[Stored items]
■ ■ ■ ■
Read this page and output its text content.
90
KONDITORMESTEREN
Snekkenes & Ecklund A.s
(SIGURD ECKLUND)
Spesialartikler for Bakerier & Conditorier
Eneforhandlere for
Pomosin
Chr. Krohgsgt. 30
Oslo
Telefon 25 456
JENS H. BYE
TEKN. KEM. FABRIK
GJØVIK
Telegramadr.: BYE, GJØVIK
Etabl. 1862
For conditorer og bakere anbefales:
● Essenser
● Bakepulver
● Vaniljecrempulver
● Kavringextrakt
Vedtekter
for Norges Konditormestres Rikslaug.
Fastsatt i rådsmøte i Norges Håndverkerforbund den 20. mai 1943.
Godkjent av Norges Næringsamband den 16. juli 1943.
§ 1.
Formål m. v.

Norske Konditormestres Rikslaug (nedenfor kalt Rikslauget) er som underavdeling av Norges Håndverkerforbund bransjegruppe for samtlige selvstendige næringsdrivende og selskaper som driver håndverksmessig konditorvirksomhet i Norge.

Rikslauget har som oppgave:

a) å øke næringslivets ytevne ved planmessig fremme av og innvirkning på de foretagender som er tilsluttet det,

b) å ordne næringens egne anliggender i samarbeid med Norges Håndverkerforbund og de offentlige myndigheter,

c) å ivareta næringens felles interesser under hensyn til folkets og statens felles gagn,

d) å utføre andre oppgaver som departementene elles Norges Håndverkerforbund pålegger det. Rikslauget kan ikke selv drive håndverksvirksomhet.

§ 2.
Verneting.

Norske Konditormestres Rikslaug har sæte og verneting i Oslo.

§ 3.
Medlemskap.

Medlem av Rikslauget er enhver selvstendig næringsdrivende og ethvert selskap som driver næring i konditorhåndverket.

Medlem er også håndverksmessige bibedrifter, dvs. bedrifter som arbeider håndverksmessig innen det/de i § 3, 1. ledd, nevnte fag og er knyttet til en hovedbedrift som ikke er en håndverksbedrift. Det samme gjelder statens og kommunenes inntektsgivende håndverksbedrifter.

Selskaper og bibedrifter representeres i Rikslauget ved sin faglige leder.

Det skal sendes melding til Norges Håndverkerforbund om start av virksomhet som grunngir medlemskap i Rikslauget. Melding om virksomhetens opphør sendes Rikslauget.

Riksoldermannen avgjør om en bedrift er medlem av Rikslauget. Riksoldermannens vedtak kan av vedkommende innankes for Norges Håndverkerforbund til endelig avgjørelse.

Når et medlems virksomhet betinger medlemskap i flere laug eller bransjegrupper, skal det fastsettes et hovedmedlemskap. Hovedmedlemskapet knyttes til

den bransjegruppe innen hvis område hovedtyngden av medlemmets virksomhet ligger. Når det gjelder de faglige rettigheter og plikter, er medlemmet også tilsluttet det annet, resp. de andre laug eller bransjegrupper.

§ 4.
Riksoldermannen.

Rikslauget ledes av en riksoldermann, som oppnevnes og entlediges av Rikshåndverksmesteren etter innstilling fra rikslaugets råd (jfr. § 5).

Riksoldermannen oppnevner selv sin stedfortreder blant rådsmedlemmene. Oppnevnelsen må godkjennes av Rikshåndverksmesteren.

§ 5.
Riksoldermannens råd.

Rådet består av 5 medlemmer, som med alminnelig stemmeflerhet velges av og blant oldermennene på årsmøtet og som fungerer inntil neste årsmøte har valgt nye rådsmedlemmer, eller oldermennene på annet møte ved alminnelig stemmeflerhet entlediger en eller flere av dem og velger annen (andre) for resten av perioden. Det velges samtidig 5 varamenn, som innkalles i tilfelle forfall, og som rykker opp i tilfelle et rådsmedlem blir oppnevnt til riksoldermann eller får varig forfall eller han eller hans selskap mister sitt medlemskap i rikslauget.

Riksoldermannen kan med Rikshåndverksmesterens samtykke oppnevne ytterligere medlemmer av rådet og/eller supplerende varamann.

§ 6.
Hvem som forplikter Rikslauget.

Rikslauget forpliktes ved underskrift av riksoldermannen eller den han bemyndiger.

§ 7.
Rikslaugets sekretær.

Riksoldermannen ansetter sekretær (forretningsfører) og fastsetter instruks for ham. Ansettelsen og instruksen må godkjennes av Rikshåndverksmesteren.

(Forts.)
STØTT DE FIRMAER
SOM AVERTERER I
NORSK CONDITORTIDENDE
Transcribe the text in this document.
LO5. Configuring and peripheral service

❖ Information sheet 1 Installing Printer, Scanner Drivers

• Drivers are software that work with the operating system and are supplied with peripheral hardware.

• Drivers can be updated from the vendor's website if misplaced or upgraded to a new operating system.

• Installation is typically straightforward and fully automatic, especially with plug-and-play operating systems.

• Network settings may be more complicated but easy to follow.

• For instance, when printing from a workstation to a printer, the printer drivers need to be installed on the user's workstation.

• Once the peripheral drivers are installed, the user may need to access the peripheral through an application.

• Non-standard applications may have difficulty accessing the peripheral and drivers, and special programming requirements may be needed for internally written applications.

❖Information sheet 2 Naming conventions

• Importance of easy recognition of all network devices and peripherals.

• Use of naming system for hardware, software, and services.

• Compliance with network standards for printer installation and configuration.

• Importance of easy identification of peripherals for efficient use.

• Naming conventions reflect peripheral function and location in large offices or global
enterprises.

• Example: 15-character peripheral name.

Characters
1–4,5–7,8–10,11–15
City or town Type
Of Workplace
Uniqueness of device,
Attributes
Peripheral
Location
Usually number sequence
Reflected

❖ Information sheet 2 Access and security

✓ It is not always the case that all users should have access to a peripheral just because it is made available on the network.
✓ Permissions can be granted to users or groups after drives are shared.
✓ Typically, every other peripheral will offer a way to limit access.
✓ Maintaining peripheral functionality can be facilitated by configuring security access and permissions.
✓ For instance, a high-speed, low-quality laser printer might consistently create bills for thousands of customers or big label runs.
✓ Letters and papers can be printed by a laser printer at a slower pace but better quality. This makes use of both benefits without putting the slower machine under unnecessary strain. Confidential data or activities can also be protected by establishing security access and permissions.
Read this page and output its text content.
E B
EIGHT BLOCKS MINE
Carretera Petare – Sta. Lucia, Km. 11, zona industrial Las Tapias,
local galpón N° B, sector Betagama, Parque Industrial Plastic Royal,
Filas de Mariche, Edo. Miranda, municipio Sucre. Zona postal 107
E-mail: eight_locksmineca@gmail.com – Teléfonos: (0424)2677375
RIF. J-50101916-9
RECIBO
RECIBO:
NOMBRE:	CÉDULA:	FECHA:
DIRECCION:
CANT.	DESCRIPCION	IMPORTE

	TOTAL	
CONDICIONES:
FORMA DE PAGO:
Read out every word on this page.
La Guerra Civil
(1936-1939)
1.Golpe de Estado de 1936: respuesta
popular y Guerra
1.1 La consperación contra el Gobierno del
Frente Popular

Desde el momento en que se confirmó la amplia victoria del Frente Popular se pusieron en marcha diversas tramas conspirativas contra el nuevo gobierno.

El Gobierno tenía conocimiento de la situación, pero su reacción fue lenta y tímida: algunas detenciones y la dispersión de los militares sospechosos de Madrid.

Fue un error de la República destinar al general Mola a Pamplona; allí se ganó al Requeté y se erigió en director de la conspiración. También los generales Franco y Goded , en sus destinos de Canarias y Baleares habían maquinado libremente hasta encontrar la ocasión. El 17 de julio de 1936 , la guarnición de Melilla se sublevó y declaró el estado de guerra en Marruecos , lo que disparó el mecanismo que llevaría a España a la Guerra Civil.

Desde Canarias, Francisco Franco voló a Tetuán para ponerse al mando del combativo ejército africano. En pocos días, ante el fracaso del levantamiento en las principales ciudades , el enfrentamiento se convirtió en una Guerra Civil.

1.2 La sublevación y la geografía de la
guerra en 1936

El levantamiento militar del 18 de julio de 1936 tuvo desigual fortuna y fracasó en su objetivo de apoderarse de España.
■ ■ ■ ■
## STATED PROBLEM
Please give back all of the records exactly as written.

## TASK ANSWER
Read this page and output its text content.
90
KONDITORMESTEREN
Snekkenes & Ecklund A.s
(SIGURD ECKLUND)
Spesialartikler for Bakerier & Conditorier
Eneforhandlere for
Pomosin
Chr. Krohgsgt. 30
Oslo
Telefon 25 456
JENS H. BYE
TEKN. KEM. FABRIK
GJØVIK
Telegramadr.: BYE, GJØVIK
Etabl. 1862
For conditorer og bakere anbefales:
● Essenser
● Bakepulver
● Vaniljecrempulver
● Kavringextrakt
Vedtekter
for Norges Konditormestres Rikslaug.
Fastsatt i rådsmøte i Norges Håndverkerforbund den 20. mai 1943.
Godkjent av Norges Næringsamband den 16. juli 1943.
§ 1.
Formål m. v.

Norske Konditormestres Rikslaug (nedenfor kalt Rikslauget) er som underavdeling av Norges Håndverkerforbund bransjegruppe for samtlige selvstendige næringsdrivende og selskaper som driver håndverksmessig konditorvirksomhet i Norge.

Rikslauget har som oppgave:

a) å øke næringslivets ytevne ved planmessig fremme av og innvirkning på de foretagender som er tilsluttet det,

b) å ordne næringens egne anliggender i samarbeid med Norges Håndverkerforbund og de offentlige myndigheter,

c) å ivareta næringens felles interesser under hensyn til folkets og statens felles gagn,

d) å utføre andre oppgaver som departementene elles Norges Håndverkerforbund pålegger det. Rikslauget kan ikke selv drive håndverksvirksomhet.

§ 2.
Verneting.

Norske Konditormestres Rikslaug har sæte og verneting i Oslo.

§ 3.
Medlemskap.

Medlem av Rikslauget er enhver selvstendig næringsdrivende og ethvert selskap som driver næring i konditorhåndverket.

Medlem er også håndverksmessige bibedrifter, dvs. bedrifter som arbeider håndverksmessig innen det/de i § 3, 1. ledd, nevnte fag og er knyttet til en hovedbedrift som ikke er en håndverksbedrift. Det samme gjelder statens og kommunenes inntektsgivende håndverksbedrifter.

Selskaper og bibedrifter representeres i Rikslauget ved sin faglige leder.

Det skal sendes melding til Norges Håndverkerforbund om start av virksomhet som grunngir medlemskap i Rikslauget. Melding om virksomhetens opphør sendes Rikslauget.

Riksoldermannen avgjør om en bedrift er medlem av Rikslauget. Riksoldermannens vedtak kan av vedkommende innankes for Norges Håndverkerforbund til endelig avgjørelse.

Når et medlems virksomhet betinger medlemskap i flere laug eller bransjegrupper, skal det fastsettes et hovedmedlemskap. Hovedmedlemskapet knyttes til

den bransjegruppe innen hvis område hovedtyngden av medlemmets virksomhet ligger. Når det gjelder de faglige rettigheter og plikter, er medlemmet også tilsluttet det annet, resp. de andre laug eller bransjegrupper.

§ 4.
Riksoldermannen.

Rikslauget ledes av en riksoldermann, som oppnevnes og entlediges av Rikshåndverksmesteren etter innstilling fra rikslaugets råd (jfr. § 5).

Riksoldermannen oppnevner selv sin stedfortreder blant rådsmedlemmene. Oppnevnelsen må godkjennes av Rikshåndverksmesteren.

§ 5.
Riksoldermannens råd.

Rådet består av 5 medlemmer, som med alminnelig stemmeflerhet velges av og blant oldermennene på årsmøtet og som fungerer inntil neste årsmøte har valgt nye rådsmedlemmer, eller oldermennene på annet møte ved alminnelig stemmeflerhet entlediger en eller flere av dem og velger annen (andre) for resten av perioden. Det velges samtidig 5 varamenn, som innkalles i tilfelle forfall, og som rykker opp i tilfelle et rådsmedlem blir oppnevnt til riksoldermann eller får varig forfall eller han eller hans selskap mister sitt medlemskap i rikslauget.

Riksoldermannen kan med Rikshåndverksmesterens samtykke oppnevne ytterligere medlemmer av rådet og/eller supplerende varamann.

§ 6.
Hvem som forplikter Rikslauget.

Rikslauget forpliktes ved underskrift av riksoldermannen eller den han bemyndiger.

§ 7.
Rikslaugets sekretær.

Riksoldermannen ansetter sekretær (forretningsfører) og fastsetter instruks for ham. Ansettelsen og instruksen må godkjennes av Rikshåndverksmesteren.

(Forts.)
STØTT DE FIRMAER
SOM AVERTERER I
NORSK CONDITORTIDENDE
Transcribe the text in this document.
LO5. Configuring and peripheral service

❖ Information sheet 1 Installing Printer, Scanner Drivers

• Drivers are software that work with the operating system and are supplied with peripheral hardware.

• Drivers can be updated from the vendor's website if misplaced or upgraded to a new operating system.

• Installation is typically straightforward and fully automatic, especially with plug-and-play operating systems.

• Network settings may be more complicated but easy to follow.

• For instance, when printing from a workstation to a printer, the printer drivers need to be installed on the user's workstation.

• Once the peripheral drivers are installed, the user may need to access the peripheral through an application.

• Non-standard applications may have difficulty accessing the peripheral and drivers, and special programming requirements may be needed for internally written applications.

❖Information sheet 2 Naming conventions

• Importance of easy recognition of all network devices and peripherals.

• Use of naming system for hardware, software, and services.

• Compliance with network standards for printer installation and configuration.

• Importance of easy identification of peripherals for efficient use.

• Naming conventions reflect peripheral function and location in large offices or global
enterprises.

• Example: 15-character peripheral name.

Characters
1–4,5–7,8–10,11–15
City or town Type
Of Workplace
Uniqueness of device,
Attributes
Peripheral
Location
Usually number sequence
Reflected

❖ Information sheet 2 Access and security

✓ It is not always the case that all users should have access to a peripheral just because it is made available on the network.
✓ Permissions can be granted to users or groups after drives are shared.
✓ Typically, every other peripheral will offer a way to limit access.
✓ Maintaining peripheral functionality can be facilitated by configuring security access and permissions.
✓ For instance, a high-speed, low-quality laser printer might consistently create bills for thousands of customers or big label runs.
✓ Letters and papers can be printed by a laser printer at a slower pace but better quality. This makes use of both benefits without putting the slower machine under unnecessary strain. Confidential data or activities can also be protected by establishing security access and permissions.
Read this page and output its text content.
E B
EIGHT BLOCKS MINE
Carretera Petare – Sta. Lucia, Km. 11, zona industrial Las Tapias,
local galpón N° B, sector Betagama, Parque Industrial Plastic Royal,
Filas de Mariche, Edo. Miranda, municipio Sucre. Zona postal 107
E-mail: eight_locksmineca@gmail.com – Teléfonos: (0424)2677375
RIF. J-50101916-9
RECIBO
RECIBO:
NOMBRE:	CÉDULA:	FECHA:
DIRECCION:
CANT.	DESCRIPCION	IMPORTE

	TOTAL	
CONDICIONES:
FORMA DE PAGO:
Read out every word on this page.
La Guerra Civil
(1936-1939)
1.Golpe de Estado de 1936: respuesta
popular y Guerra
1.1 La consperación contra el Gobierno del
Frente Popular

Desde el momento en que se confirmó la amplia victoria del Frente Popular se pusieron en marcha diversas tramas conspirativas contra el nuevo gobierno.

El Gobierno tenía conocimiento de la situación, pero su reacción fue lenta y tímida: algunas detenciones y la dispersión de los militares sospechosos de Madrid.

Fue un error de la República destinar al general Mola a Pamplona; allí se ganó al Requeté y se erigió en director de la conspiración. También los generales Franco y Goded , en sus destinos de Canarias y Baleares habían maquinado libremente hasta encontrar la ocasión. El 17 de julio de 1936 , la guarnición de Melilla se sublevó y declaró el estado de guerra en Marruecos , lo que disparó el mecanismo que llevaría a España a la Guerra Civil.

Desde Canarias, Francisco Franco voló a Tetuán para ponerse al mando del combativo ejército africano. En pocos días, ante el fracaso del levantamiento en las principales ciudades , el enfrentamiento se convirtió en una Guerra Civil.

1.2 La sublevación y la geografía de la
guerra en 1936

El levantamiento militar del 18 de julio de 1936 tuvo desigual fortuna y fracasó en su objetivo de apoderarse de España.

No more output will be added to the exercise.